- _The request_
Transcribe all the entries word for word, omitting any pictures they contain.

Saved entries:

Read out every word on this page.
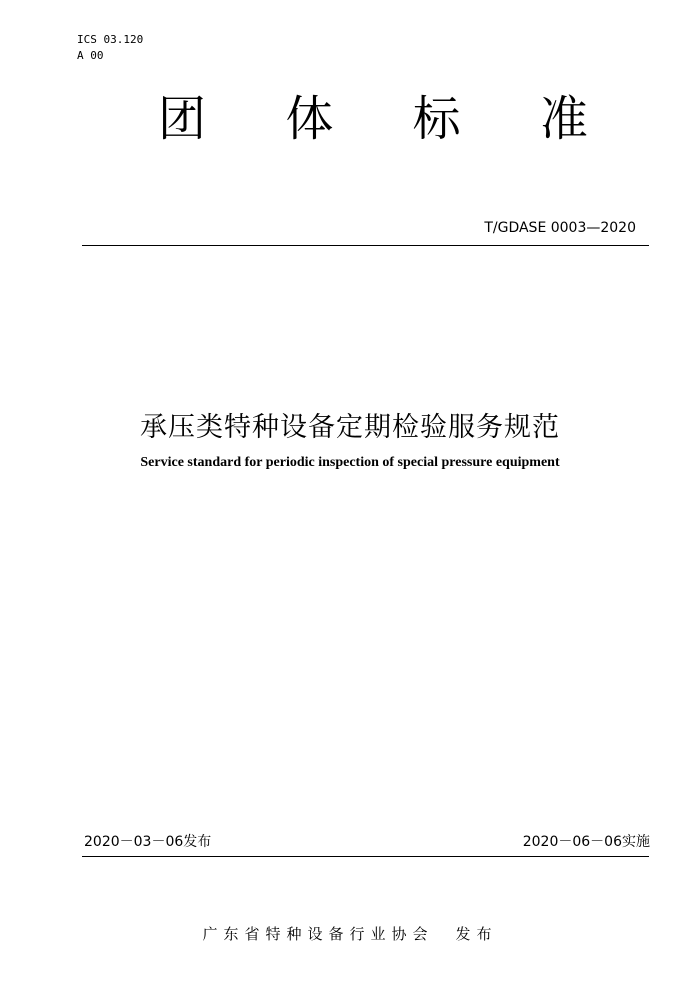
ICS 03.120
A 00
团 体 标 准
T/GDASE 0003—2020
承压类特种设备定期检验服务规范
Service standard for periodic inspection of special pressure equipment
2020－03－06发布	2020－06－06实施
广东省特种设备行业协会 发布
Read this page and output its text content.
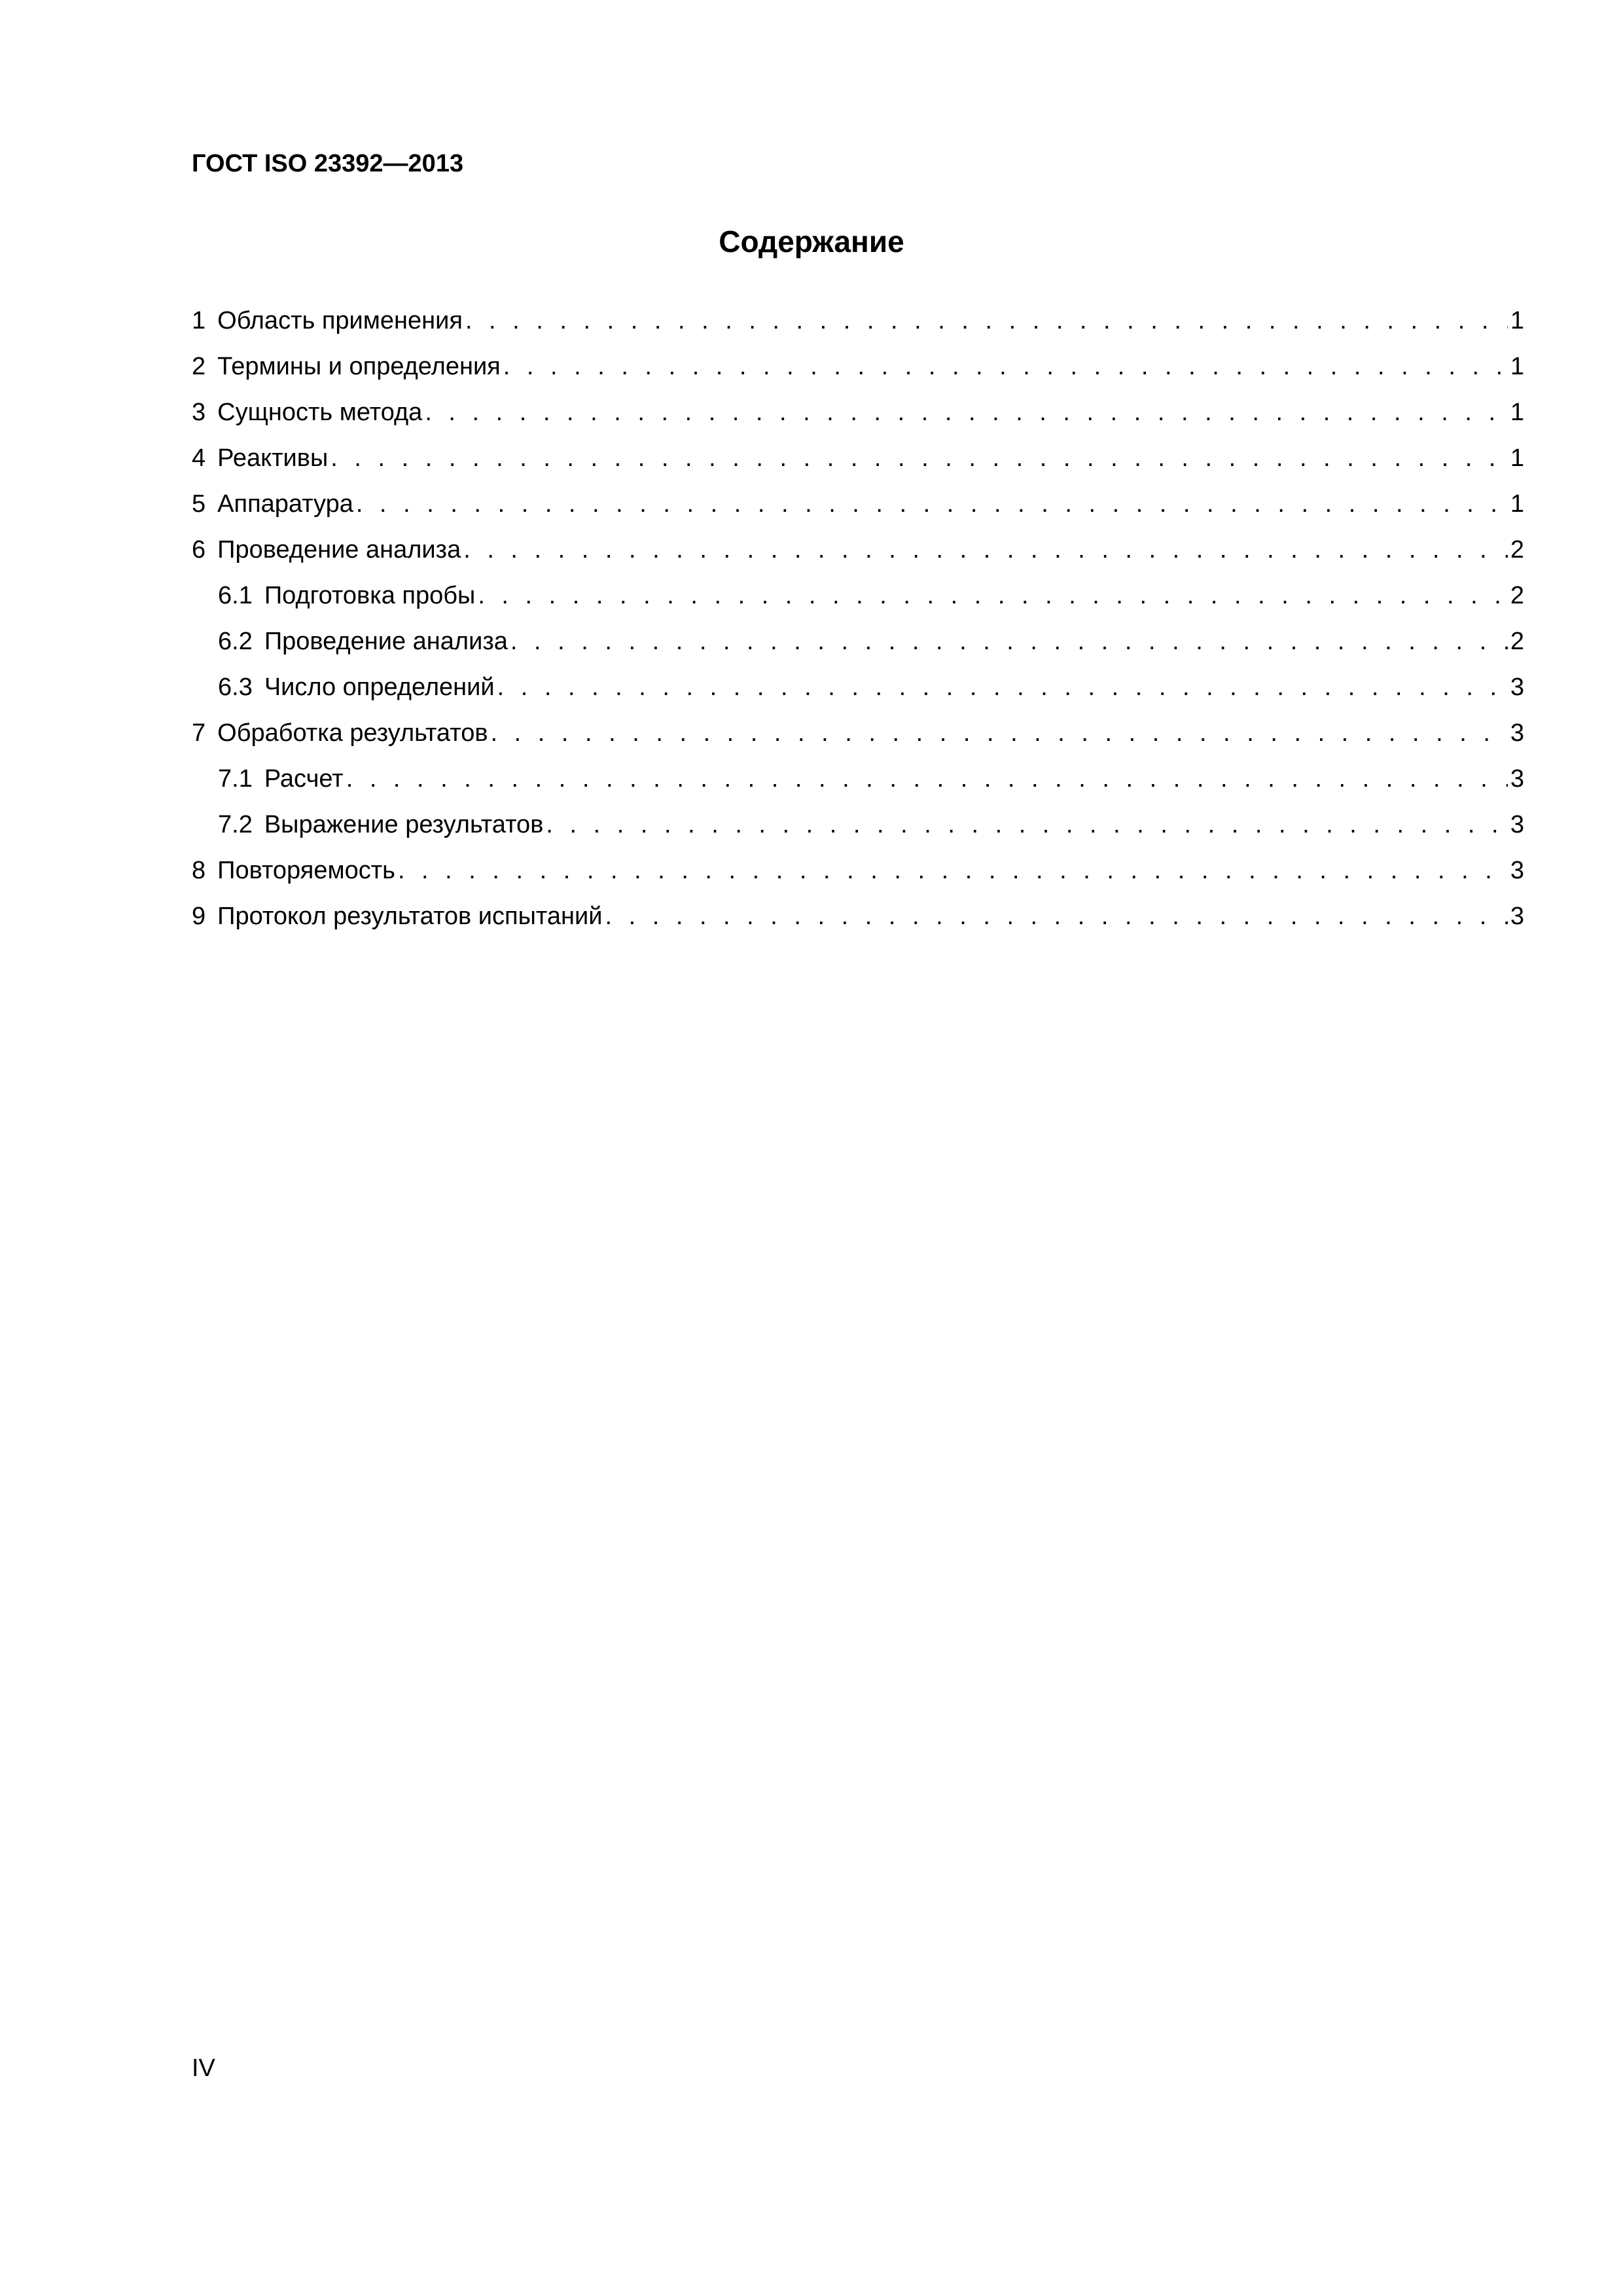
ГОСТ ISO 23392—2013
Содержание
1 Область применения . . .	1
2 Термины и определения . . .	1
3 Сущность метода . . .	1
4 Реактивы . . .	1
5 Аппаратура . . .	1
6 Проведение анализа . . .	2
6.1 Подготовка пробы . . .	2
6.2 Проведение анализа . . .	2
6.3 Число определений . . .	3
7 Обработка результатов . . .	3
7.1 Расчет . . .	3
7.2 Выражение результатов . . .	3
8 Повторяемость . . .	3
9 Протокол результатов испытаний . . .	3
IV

- _Exercise output_
Read out every word on this page.
ICS 03.120
A 00
团 体 标 准
T/GDASE 0003—2020
承压类特种设备定期检验服务规范
Service standard for periodic inspection of special pressure equipment
2020－03－06发布	2020－06－06实施
广东省特种设备行业协会 发布
Read this page and output its text content.
ГОСТ ISO 23392—2013
Содержание
1 Область применения . . .	1
2 Термины и определения . . .	1
3 Сущность метода . . .	1
4 Реактивы . . .	1
5 Аппаратура . . .	1
6 Проведение анализа . . .	2
6.1 Подготовка пробы . . .	2
6.2 Проведение анализа . . .	2
6.3 Число определений . . .	3
7 Обработка результатов . . .	3
7.1 Расчет . . .	3
7.2 Выражение результатов . . .	3
8 Повторяемость . . .	3
9 Протокол результатов испытаний . . .	3
IV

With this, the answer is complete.